= TO BE DONE =
Determine how many lines in the data below contain "CuSO₄" and write only that number.

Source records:

______

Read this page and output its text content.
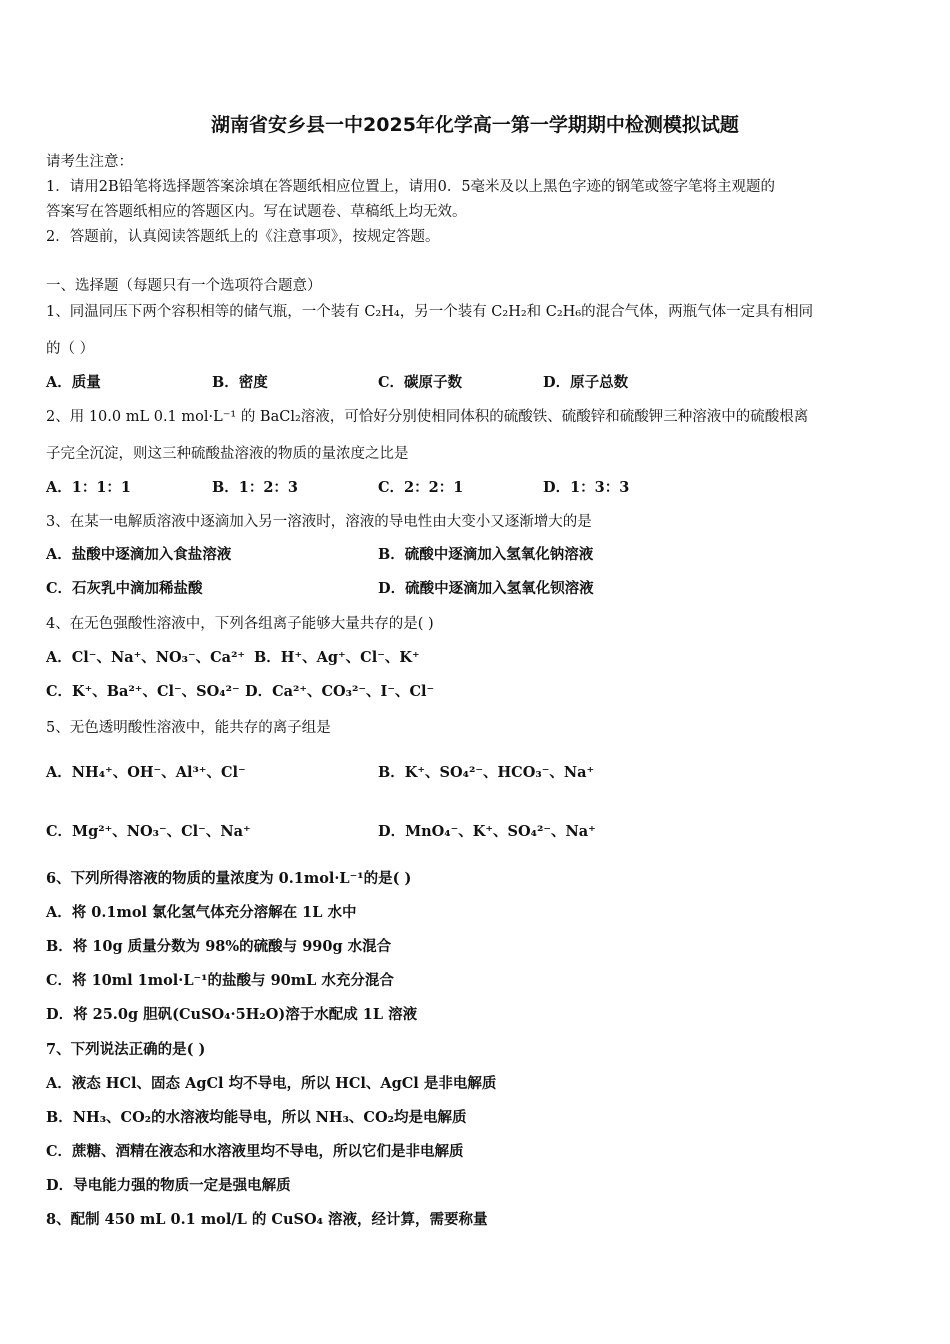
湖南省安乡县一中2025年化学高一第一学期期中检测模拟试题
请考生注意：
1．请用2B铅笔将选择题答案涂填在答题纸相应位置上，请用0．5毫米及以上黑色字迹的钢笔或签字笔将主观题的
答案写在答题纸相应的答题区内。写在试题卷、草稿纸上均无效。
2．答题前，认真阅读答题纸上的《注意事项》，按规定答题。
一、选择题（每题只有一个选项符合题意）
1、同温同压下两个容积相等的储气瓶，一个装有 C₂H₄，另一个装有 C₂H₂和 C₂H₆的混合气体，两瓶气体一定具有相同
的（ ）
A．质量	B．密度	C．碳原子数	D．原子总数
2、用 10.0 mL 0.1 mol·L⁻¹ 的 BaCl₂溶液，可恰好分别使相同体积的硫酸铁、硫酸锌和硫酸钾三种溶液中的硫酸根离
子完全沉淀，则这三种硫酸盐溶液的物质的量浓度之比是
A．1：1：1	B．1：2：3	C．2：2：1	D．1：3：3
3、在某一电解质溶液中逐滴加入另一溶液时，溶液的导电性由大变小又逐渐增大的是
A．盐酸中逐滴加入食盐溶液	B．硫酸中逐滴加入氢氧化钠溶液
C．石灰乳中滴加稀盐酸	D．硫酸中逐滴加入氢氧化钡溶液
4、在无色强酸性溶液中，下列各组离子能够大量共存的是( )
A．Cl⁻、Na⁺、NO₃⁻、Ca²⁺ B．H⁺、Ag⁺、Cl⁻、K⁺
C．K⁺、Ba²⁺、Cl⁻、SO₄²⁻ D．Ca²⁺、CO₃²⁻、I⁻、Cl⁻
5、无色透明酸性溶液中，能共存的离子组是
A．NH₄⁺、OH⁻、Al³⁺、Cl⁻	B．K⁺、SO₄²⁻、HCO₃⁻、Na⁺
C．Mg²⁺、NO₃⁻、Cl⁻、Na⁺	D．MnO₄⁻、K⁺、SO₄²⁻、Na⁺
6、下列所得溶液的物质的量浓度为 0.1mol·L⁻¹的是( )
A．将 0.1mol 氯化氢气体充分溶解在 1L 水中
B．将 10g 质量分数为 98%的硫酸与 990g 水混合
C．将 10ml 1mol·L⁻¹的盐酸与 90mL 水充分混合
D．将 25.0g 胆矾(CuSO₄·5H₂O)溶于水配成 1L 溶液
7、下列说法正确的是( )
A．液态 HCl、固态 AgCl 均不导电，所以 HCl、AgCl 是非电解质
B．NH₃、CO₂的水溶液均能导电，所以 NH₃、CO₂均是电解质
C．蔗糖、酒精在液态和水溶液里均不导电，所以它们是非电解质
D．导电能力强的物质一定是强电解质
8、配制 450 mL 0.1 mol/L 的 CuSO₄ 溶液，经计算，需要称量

______

= WORKED SOLUTION =
2